_WHAT IS BEING ASKED_
Please copy the data below with every "carousel-dot" renamed to "slide-dot" and nothing else changed, leaving out the pictures.

>> Begin DATA TO USE

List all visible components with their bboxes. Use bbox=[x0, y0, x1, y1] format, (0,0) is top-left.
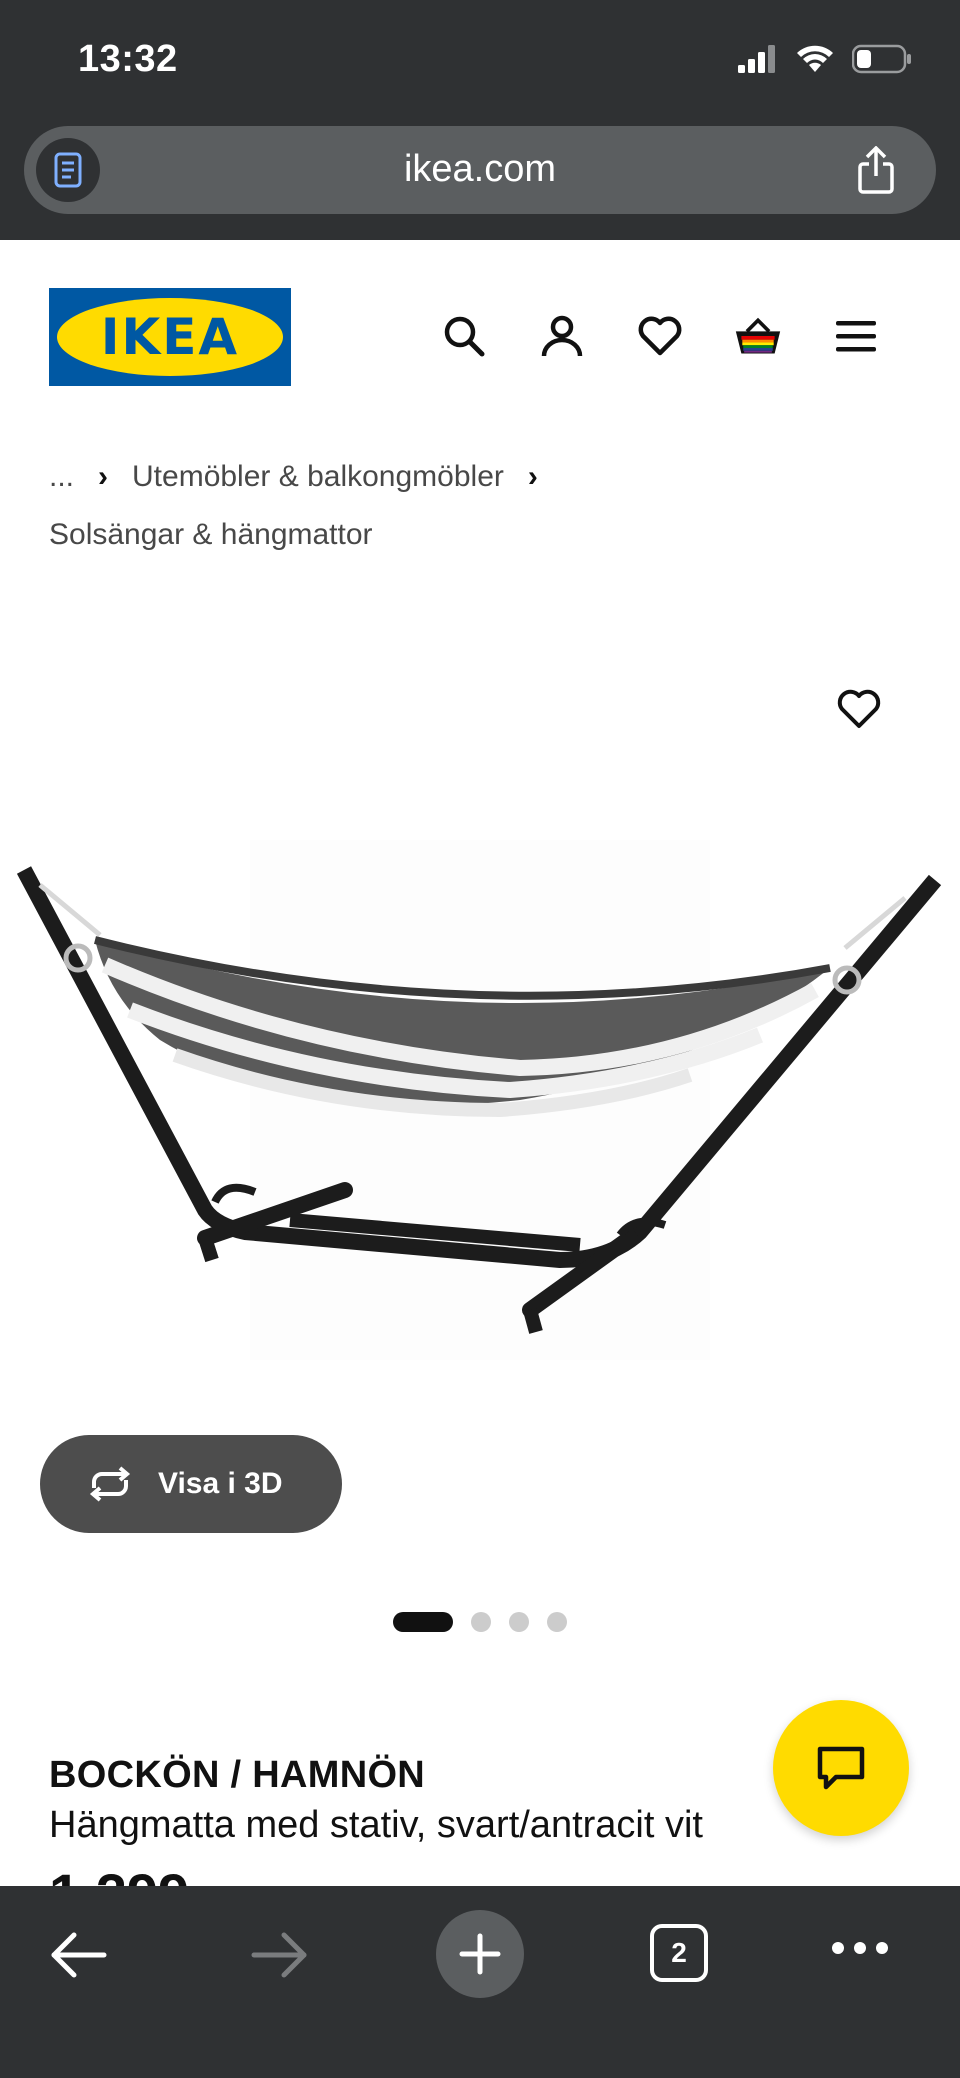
arrow-left-icon bbox=[51, 1932, 107, 1978]
heart-icon bbox=[638, 316, 682, 356]
shopping-basket-icon bbox=[735, 317, 781, 354]
breadcrumb-row: ... › Utemöbler & balkongmöbler › bbox=[49, 448, 909, 506]
forward-button[interactable] bbox=[250, 1930, 310, 1985]
header-actions bbox=[440, 312, 880, 360]
ikea-logo[interactable]: IKEA bbox=[49, 288, 291, 386]
arrow-right-icon bbox=[251, 1932, 307, 1978]
carousel-dot-2[interactable] bbox=[471, 1612, 491, 1632]
more-dot bbox=[854, 1942, 866, 1954]
status-time: 13:32 bbox=[78, 38, 178, 80]
product-name: BOCKÖN / HAMNÖN bbox=[49, 1754, 426, 1796]
plus-icon bbox=[459, 1933, 501, 1975]
url-text[interactable]: ikea.com bbox=[24, 148, 936, 191]
browser-address-area: ikea.com bbox=[0, 120, 960, 240]
logo-ellipse: IKEA bbox=[57, 298, 283, 376]
more-menu-button[interactable] bbox=[832, 1942, 888, 1954]
favourites-button[interactable] bbox=[636, 312, 684, 360]
battery-icon bbox=[852, 44, 911, 74]
wifi-icon bbox=[797, 45, 833, 72]
view-3d-button[interactable]: Visa i 3D bbox=[40, 1435, 342, 1533]
product-description: Hängmatta med stativ, svart/antracit vit bbox=[49, 1804, 703, 1846]
save-favourite-button[interactable] bbox=[836, 688, 888, 740]
rotate-3d-icon bbox=[89, 1466, 131, 1502]
cart-button[interactable] bbox=[734, 312, 782, 360]
heart-icon bbox=[837, 689, 881, 728]
back-button[interactable] bbox=[48, 1930, 108, 1985]
hamburger-menu-icon bbox=[836, 321, 876, 352]
chevron-right-icon: › bbox=[527, 460, 538, 493]
breadcrumb: ... › Utemöbler & balkongmöbler › Solsän… bbox=[49, 448, 909, 564]
carousel-dot-4[interactable] bbox=[547, 1612, 567, 1632]
carousel-dot-1[interactable] bbox=[393, 1612, 453, 1632]
product-price: 1 299 bbox=[49, 1866, 189, 1886]
more-dot bbox=[876, 1942, 888, 1954]
product-image bbox=[16, 840, 942, 1360]
site-header: IKEA bbox=[0, 240, 960, 440]
view-3d-label: Visa i 3D bbox=[158, 1467, 283, 1500]
breadcrumb-item-sunloungers[interactable]: Solsängar & hängmattor bbox=[49, 506, 909, 564]
signal-icon bbox=[738, 45, 775, 73]
logo-text: IKEA bbox=[100, 308, 240, 366]
share-button[interactable] bbox=[848, 142, 904, 198]
carousel-dot-3[interactable] bbox=[509, 1612, 529, 1632]
status-icons bbox=[738, 44, 912, 74]
user-icon bbox=[541, 315, 583, 357]
account-button[interactable] bbox=[538, 312, 586, 360]
chevron-right-icon: › bbox=[98, 460, 109, 493]
share-icon bbox=[858, 146, 894, 194]
tabs-button[interactable]: 2 bbox=[650, 1924, 708, 1982]
new-tab-button[interactable] bbox=[436, 1910, 524, 1998]
more-dot bbox=[832, 1942, 844, 1954]
carousel-indicator bbox=[0, 1612, 960, 1632]
search-icon bbox=[444, 316, 485, 357]
address-bar[interactable]: ikea.com bbox=[24, 126, 936, 214]
breadcrumb-item-outdoor[interactable]: Utemöbler & balkongmöbler bbox=[132, 448, 504, 506]
status-bar: 13:32 bbox=[0, 0, 960, 120]
search-button[interactable] bbox=[440, 312, 488, 360]
chat-button[interactable] bbox=[773, 1700, 909, 1836]
menu-button[interactable] bbox=[832, 312, 880, 360]
chat-bubble-icon bbox=[817, 1746, 865, 1790]
product-media[interactable]: Visa i 3D bbox=[0, 660, 960, 1560]
browser-toolbar: 2 bbox=[0, 1886, 960, 2078]
breadcrumb-ellipsis[interactable]: ... bbox=[49, 448, 74, 506]
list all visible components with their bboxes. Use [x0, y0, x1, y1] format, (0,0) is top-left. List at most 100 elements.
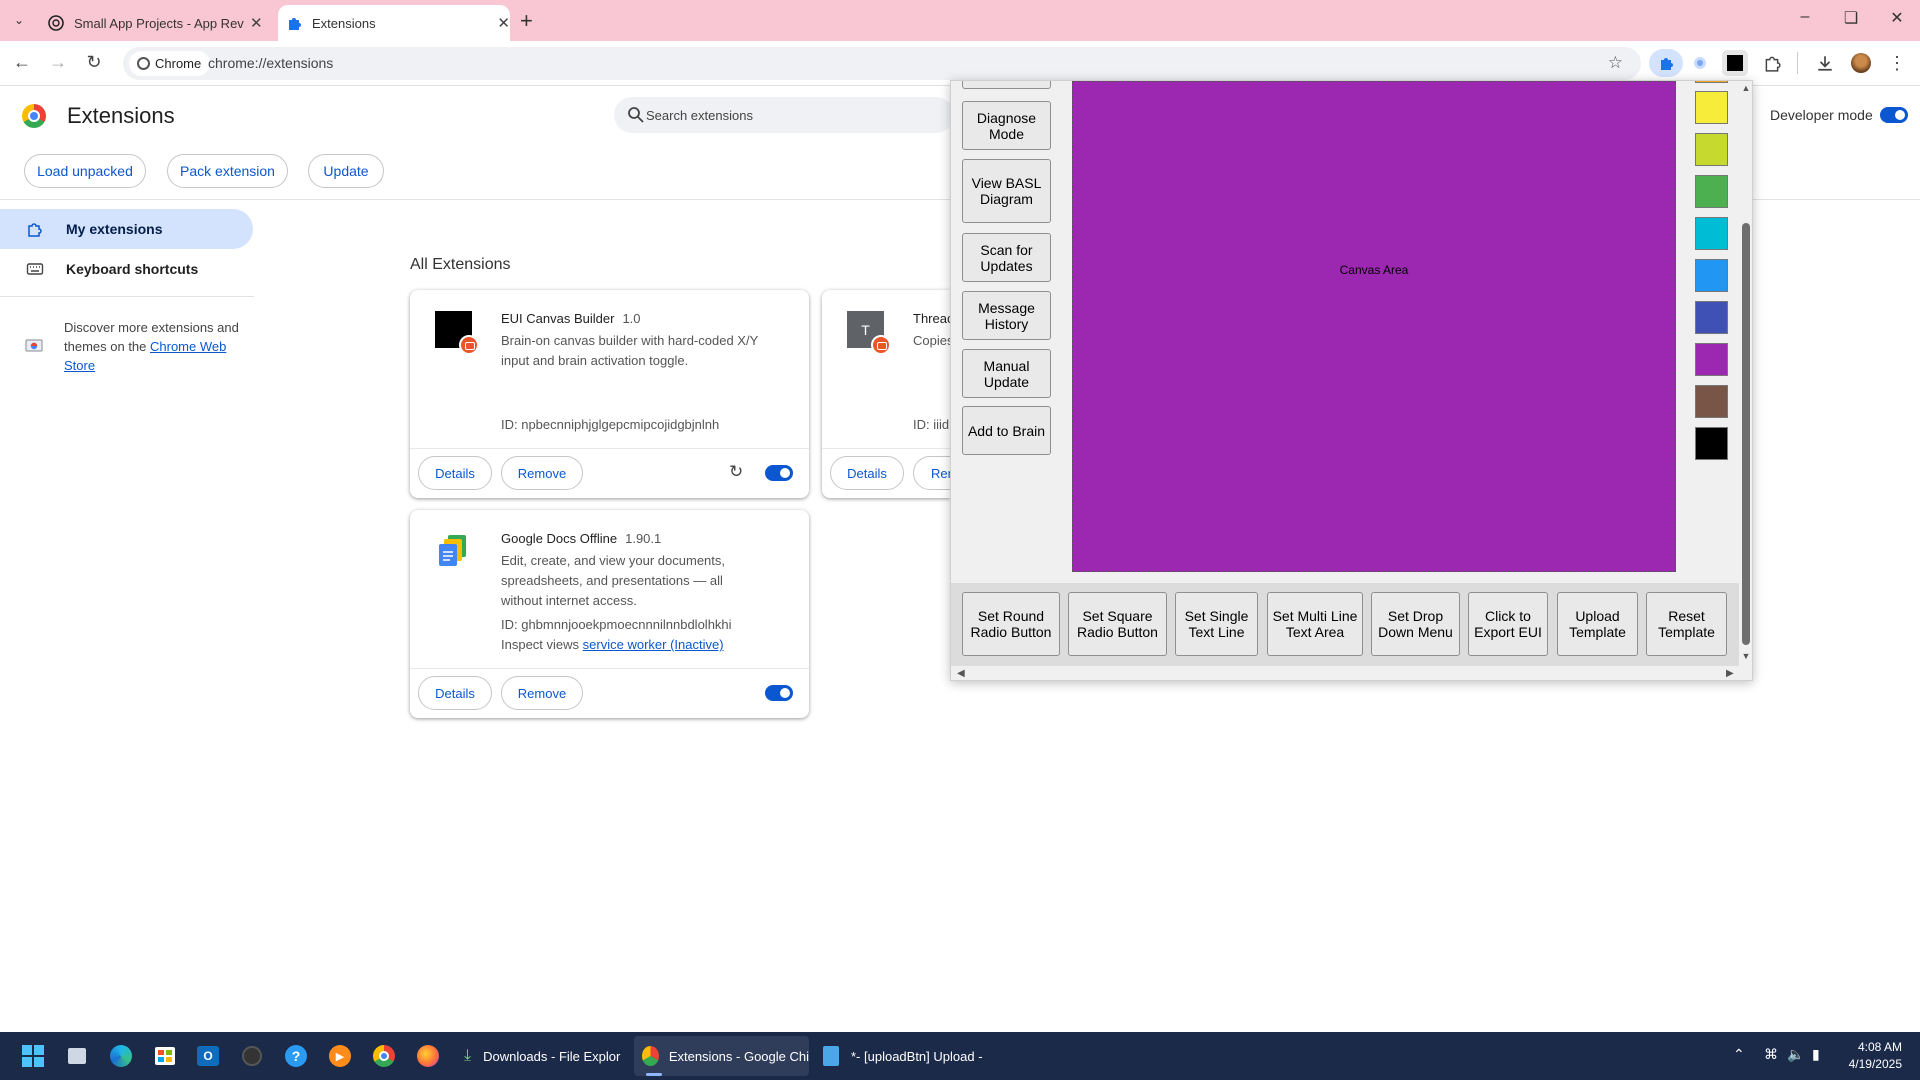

>> End DATA TO USE

_TASK RESULT_
List all visible components with their bboxes. Use bbox=[x0, y0, x1, y1] format, (0,0) is top-left.
arrow-left-icon bbox=[51, 1932, 107, 1978]
heart-icon bbox=[638, 316, 682, 356]
shopping-basket-icon bbox=[735, 317, 781, 354]
breadcrumb-row: ... › Utemöbler & balkongmöbler › bbox=[49, 448, 909, 506]
forward-button[interactable] bbox=[250, 1930, 310, 1985]
header-actions bbox=[440, 312, 880, 360]
ikea-logo[interactable]: IKEA bbox=[49, 288, 291, 386]
arrow-right-icon bbox=[251, 1932, 307, 1978]
slide-dot-2[interactable] bbox=[471, 1612, 491, 1632]
more-dot bbox=[854, 1942, 866, 1954]
status-time: 13:32 bbox=[78, 38, 178, 80]
product-name: BOCKÖN / HAMNÖN bbox=[49, 1754, 426, 1796]
plus-icon bbox=[459, 1933, 501, 1975]
url-text[interactable]: ikea.com bbox=[24, 148, 936, 191]
browser-address-area: ikea.com bbox=[0, 120, 960, 240]
logo-ellipse: IKEA bbox=[57, 298, 283, 376]
more-menu-button[interactable] bbox=[832, 1942, 888, 1954]
favourites-button[interactable] bbox=[636, 312, 684, 360]
battery-icon bbox=[852, 44, 911, 74]
wifi-icon bbox=[797, 45, 833, 72]
view-3d-button[interactable]: Visa i 3D bbox=[40, 1435, 342, 1533]
product-description: Hängmatta med stativ, svart/antracit vit bbox=[49, 1804, 703, 1846]
save-favourite-button[interactable] bbox=[836, 688, 888, 740]
rotate-3d-icon bbox=[89, 1466, 131, 1502]
cart-button[interactable] bbox=[734, 312, 782, 360]
heart-icon bbox=[837, 689, 881, 728]
back-button[interactable] bbox=[48, 1930, 108, 1985]
hamburger-menu-icon bbox=[836, 321, 876, 352]
chevron-right-icon: › bbox=[527, 460, 538, 493]
breadcrumb: ... › Utemöbler & balkongmöbler › Solsän… bbox=[49, 448, 909, 564]
slide-dot-4[interactable] bbox=[547, 1612, 567, 1632]
slide-dot-1[interactable] bbox=[393, 1612, 453, 1632]
product-price: 1 299 bbox=[49, 1866, 189, 1886]
more-dot bbox=[876, 1942, 888, 1954]
product-image bbox=[16, 840, 942, 1360]
site-header: IKEA bbox=[0, 240, 960, 440]
view-3d-label: Visa i 3D bbox=[158, 1467, 283, 1500]
breadcrumb-item-sunloungers[interactable]: Solsängar & hängmattor bbox=[49, 506, 909, 564]
signal-icon bbox=[738, 45, 775, 73]
logo-text: IKEA bbox=[100, 308, 240, 366]
share-button[interactable] bbox=[848, 142, 904, 198]
slide-dot-3[interactable] bbox=[509, 1612, 529, 1632]
status-icons bbox=[738, 44, 912, 74]
user-icon bbox=[541, 315, 583, 357]
account-button[interactable] bbox=[538, 312, 586, 360]
chevron-right-icon: › bbox=[98, 460, 109, 493]
share-icon bbox=[858, 146, 894, 194]
tabs-button[interactable]: 2 bbox=[650, 1924, 708, 1982]
new-tab-button[interactable] bbox=[436, 1910, 524, 1998]
more-dot bbox=[832, 1942, 844, 1954]
carousel-indicator bbox=[0, 1612, 960, 1632]
search-icon bbox=[444, 316, 485, 357]
address-bar[interactable]: ikea.com bbox=[24, 126, 936, 214]
breadcrumb-item-outdoor[interactable]: Utemöbler & balkongmöbler bbox=[132, 448, 504, 506]
status-bar: 13:32 bbox=[0, 0, 960, 120]
search-button[interactable] bbox=[440, 312, 488, 360]
chat-button[interactable] bbox=[773, 1700, 909, 1836]
menu-button[interactable] bbox=[832, 312, 880, 360]
chat-bubble-icon bbox=[817, 1746, 865, 1790]
product-media[interactable]: Visa i 3D bbox=[0, 660, 960, 1560]
browser-toolbar: 2 bbox=[0, 1886, 960, 2078]
breadcrumb-ellipsis[interactable]: ... bbox=[49, 448, 74, 506]
list all visible components with their bboxes. Use [x0, y0, x1, y1] format, (0,0) is top-left. List at most 100 elements.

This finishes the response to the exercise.